## Set problem
Type out the records that follow, exactly as given.

## Information supplied
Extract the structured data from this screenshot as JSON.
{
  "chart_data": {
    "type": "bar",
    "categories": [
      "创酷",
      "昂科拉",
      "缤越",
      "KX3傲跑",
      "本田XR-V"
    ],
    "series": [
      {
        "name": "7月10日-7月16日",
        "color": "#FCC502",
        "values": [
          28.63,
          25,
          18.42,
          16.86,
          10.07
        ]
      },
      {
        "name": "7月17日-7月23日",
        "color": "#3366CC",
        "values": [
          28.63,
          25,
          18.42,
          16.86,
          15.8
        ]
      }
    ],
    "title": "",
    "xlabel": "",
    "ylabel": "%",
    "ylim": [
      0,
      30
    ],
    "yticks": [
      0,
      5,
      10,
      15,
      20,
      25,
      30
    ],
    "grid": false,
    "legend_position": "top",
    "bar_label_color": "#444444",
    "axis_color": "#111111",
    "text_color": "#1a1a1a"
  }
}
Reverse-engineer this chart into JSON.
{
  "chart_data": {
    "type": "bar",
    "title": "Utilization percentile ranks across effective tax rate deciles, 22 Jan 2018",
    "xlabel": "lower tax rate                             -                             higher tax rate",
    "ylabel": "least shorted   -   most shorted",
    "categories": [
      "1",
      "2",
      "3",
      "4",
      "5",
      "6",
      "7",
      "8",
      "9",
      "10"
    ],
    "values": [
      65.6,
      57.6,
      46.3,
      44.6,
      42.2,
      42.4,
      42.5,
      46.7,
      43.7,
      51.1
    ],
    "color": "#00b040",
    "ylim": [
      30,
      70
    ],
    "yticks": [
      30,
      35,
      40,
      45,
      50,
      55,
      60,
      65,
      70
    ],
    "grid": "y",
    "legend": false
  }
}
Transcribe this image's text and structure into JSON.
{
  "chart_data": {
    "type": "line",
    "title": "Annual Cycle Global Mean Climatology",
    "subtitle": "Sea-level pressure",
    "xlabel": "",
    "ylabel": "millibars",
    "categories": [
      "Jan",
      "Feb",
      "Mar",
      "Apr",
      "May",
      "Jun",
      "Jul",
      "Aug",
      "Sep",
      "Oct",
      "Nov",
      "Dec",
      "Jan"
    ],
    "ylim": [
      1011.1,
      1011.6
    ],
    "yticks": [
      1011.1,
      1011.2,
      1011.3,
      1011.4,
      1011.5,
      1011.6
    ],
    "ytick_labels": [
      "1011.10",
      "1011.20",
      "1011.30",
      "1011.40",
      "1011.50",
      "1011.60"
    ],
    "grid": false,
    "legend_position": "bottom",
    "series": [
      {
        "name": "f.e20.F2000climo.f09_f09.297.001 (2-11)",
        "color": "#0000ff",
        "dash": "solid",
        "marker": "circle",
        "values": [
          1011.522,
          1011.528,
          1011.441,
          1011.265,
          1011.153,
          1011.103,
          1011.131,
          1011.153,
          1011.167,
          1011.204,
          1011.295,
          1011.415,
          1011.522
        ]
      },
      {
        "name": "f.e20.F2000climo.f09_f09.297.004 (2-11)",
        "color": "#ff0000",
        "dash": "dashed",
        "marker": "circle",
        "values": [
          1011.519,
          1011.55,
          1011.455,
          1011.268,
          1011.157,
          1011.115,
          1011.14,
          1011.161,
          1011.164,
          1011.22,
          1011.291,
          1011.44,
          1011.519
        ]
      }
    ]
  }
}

## Solution to the problem
Extract the structured data from this screenshot as JSON.
{
  "chart_data": {
    "type": "bar",
    "categories": [
      "创酷",
      "昂科拉",
      "缤越",
      "KX3傲跑",
      "本田XR-V"
    ],
    "series": [
      {
        "name": "7月10日-7月16日",
        "color": "#FCC502",
        "values": [
          28.63,
          25,
          18.42,
          16.86,
          10.07
        ]
      },
      {
        "name": "7月17日-7月23日",
        "color": "#3366CC",
        "values": [
          28.63,
          25,
          18.42,
          16.86,
          15.8
        ]
      }
    ],
    "title": "",
    "xlabel": "",
    "ylabel": "%",
    "ylim": [
      0,
      30
    ],
    "yticks": [
      0,
      5,
      10,
      15,
      20,
      25,
      30
    ],
    "grid": false,
    "legend_position": "top",
    "bar_label_color": "#444444",
    "axis_color": "#111111",
    "text_color": "#1a1a1a"
  }
}
Reverse-engineer this chart into JSON.
{
  "chart_data": {
    "type": "bar",
    "title": "Utilization percentile ranks across effective tax rate deciles, 22 Jan 2018",
    "xlabel": "lower tax rate                             -                             higher tax rate",
    "ylabel": "least shorted   -   most shorted",
    "categories": [
      "1",
      "2",
      "3",
      "4",
      "5",
      "6",
      "7",
      "8",
      "9",
      "10"
    ],
    "values": [
      65.6,
      57.6,
      46.3,
      44.6,
      42.2,
      42.4,
      42.5,
      46.7,
      43.7,
      51.1
    ],
    "color": "#00b040",
    "ylim": [
      30,
      70
    ],
    "yticks": [
      30,
      35,
      40,
      45,
      50,
      55,
      60,
      65,
      70
    ],
    "grid": "y",
    "legend": false
  }
}
Transcribe this image's text and structure into JSON.
{
  "chart_data": {
    "type": "line",
    "title": "Annual Cycle Global Mean Climatology",
    "subtitle": "Sea-level pressure",
    "xlabel": "",
    "ylabel": "millibars",
    "categories": [
      "Jan",
      "Feb",
      "Mar",
      "Apr",
      "May",
      "Jun",
      "Jul",
      "Aug",
      "Sep",
      "Oct",
      "Nov",
      "Dec",
      "Jan"
    ],
    "ylim": [
      1011.1,
      1011.6
    ],
    "yticks": [
      1011.1,
      1011.2,
      1011.3,
      1011.4,
      1011.5,
      1011.6
    ],
    "ytick_labels": [
      "1011.10",
      "1011.20",
      "1011.30",
      "1011.40",
      "1011.50",
      "1011.60"
    ],
    "grid": false,
    "legend_position": "bottom",
    "series": [
      {
        "name": "f.e20.F2000climo.f09_f09.297.001 (2-11)",
        "color": "#0000ff",
        "dash": "solid",
        "marker": "circle",
        "values": [
          1011.522,
          1011.528,
          1011.441,
          1011.265,
          1011.153,
          1011.103,
          1011.131,
          1011.153,
          1011.167,
          1011.204,
          1011.295,
          1011.415,
          1011.522
        ]
      },
      {
        "name": "f.e20.F2000climo.f09_f09.297.004 (2-11)",
        "color": "#ff0000",
        "dash": "dashed",
        "marker": "circle",
        "values": [
          1011.519,
          1011.55,
          1011.455,
          1011.268,
          1011.157,
          1011.115,
          1011.14,
          1011.161,
          1011.164,
          1011.22,
          1011.291,
          1011.44,
          1011.519
        ]
      }
    ]
  }
}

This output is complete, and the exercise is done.